● **Given problem**
Identify the lines that contain the string "arms", then copy each of them.

━━━ Records provided ━━━

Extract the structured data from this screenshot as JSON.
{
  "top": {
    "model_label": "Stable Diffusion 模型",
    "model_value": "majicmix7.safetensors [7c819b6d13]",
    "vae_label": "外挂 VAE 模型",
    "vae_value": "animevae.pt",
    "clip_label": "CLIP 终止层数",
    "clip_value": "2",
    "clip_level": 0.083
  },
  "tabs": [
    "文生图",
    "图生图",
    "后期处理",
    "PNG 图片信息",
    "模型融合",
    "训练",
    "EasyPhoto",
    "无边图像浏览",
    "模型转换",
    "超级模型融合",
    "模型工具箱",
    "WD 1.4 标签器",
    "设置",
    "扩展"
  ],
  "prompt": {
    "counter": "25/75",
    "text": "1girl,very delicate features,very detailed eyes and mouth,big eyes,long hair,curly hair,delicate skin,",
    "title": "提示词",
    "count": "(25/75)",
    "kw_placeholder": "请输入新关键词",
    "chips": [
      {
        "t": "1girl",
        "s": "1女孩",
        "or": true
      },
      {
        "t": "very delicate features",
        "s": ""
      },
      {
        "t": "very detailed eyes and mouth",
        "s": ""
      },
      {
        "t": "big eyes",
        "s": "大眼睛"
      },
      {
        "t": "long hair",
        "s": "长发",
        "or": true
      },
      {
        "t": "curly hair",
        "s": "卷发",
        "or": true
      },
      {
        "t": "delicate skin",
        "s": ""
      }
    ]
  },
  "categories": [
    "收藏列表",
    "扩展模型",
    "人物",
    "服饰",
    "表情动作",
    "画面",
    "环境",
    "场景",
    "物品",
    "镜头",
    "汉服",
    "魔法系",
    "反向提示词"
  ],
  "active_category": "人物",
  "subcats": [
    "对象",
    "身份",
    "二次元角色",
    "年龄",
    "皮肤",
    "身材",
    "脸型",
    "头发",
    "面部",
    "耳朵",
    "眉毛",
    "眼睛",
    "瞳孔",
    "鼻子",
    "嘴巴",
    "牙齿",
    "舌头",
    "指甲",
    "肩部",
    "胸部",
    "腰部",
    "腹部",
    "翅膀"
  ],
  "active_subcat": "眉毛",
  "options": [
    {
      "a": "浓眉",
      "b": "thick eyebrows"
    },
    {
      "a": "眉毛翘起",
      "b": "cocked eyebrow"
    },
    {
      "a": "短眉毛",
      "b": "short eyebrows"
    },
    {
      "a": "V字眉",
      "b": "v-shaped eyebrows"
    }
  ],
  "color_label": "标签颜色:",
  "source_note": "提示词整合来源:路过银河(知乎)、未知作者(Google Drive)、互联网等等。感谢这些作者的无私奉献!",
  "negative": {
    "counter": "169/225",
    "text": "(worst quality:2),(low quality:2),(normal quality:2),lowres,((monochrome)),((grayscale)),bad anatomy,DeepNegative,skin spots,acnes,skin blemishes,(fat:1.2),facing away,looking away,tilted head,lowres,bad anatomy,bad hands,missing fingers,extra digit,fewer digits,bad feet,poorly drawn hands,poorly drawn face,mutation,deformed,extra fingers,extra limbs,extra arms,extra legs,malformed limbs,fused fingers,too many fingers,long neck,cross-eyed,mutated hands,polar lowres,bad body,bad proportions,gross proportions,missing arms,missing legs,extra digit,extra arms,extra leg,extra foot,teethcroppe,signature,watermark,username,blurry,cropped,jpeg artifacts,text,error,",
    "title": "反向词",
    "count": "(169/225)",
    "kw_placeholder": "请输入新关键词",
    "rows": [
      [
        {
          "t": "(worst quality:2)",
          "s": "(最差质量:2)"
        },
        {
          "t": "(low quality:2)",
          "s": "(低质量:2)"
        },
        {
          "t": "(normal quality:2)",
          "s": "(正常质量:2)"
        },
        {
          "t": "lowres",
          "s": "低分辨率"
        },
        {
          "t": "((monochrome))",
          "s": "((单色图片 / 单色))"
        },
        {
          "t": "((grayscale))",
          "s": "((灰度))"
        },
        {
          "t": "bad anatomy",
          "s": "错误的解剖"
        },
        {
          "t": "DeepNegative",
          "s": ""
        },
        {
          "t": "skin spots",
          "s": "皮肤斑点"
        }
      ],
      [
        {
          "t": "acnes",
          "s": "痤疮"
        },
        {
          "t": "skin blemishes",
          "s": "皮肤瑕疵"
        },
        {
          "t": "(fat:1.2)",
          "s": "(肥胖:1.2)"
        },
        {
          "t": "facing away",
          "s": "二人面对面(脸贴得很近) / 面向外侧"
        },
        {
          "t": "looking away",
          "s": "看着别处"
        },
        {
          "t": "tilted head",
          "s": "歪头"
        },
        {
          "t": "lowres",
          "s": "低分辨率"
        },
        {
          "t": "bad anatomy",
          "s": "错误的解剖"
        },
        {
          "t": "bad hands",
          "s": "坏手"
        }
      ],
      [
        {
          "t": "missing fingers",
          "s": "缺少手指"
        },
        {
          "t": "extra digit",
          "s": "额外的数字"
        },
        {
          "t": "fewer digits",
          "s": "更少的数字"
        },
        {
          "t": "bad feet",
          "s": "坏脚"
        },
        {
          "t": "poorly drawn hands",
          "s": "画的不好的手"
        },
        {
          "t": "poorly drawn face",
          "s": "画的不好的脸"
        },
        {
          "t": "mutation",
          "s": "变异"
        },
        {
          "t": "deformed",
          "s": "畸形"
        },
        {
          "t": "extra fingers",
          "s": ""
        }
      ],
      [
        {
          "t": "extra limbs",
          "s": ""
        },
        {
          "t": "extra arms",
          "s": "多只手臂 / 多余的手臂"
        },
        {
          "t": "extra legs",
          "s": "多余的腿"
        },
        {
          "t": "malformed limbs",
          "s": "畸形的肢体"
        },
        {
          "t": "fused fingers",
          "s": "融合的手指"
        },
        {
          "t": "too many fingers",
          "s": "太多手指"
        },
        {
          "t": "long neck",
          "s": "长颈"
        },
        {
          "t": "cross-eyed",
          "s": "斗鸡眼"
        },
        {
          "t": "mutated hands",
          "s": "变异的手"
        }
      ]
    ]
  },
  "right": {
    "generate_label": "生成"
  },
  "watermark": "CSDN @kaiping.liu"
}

━━━

● **Full answer**
    "text": "(worst quality:2),(low quality:2),(normal quality:2),lowres,((monochrome)),((grayscale)),bad anatomy,DeepNegative,skin spots,acnes,skin blemishes,(fat:1.2),facing away,looking away,tilted head,lowres,bad anatomy,bad hands,missing fingers,extra digit,fewer digits,bad feet,poorly drawn hands,poorly drawn face,mutation,deformed,extra fingers,extra limbs,extra arms,extra legs,malformed limbs,fused fingers,too many fingers,long neck,cross-eyed,mutated hands,polar lowres,bad body,bad proportions,gross proportions,missing arms,missing legs,extra digit,extra arms,extra leg,extra foot,teethcroppe,signature,watermark,username,blurry,cropped,jpeg artifacts,text,error,",
          "t": "extra arms",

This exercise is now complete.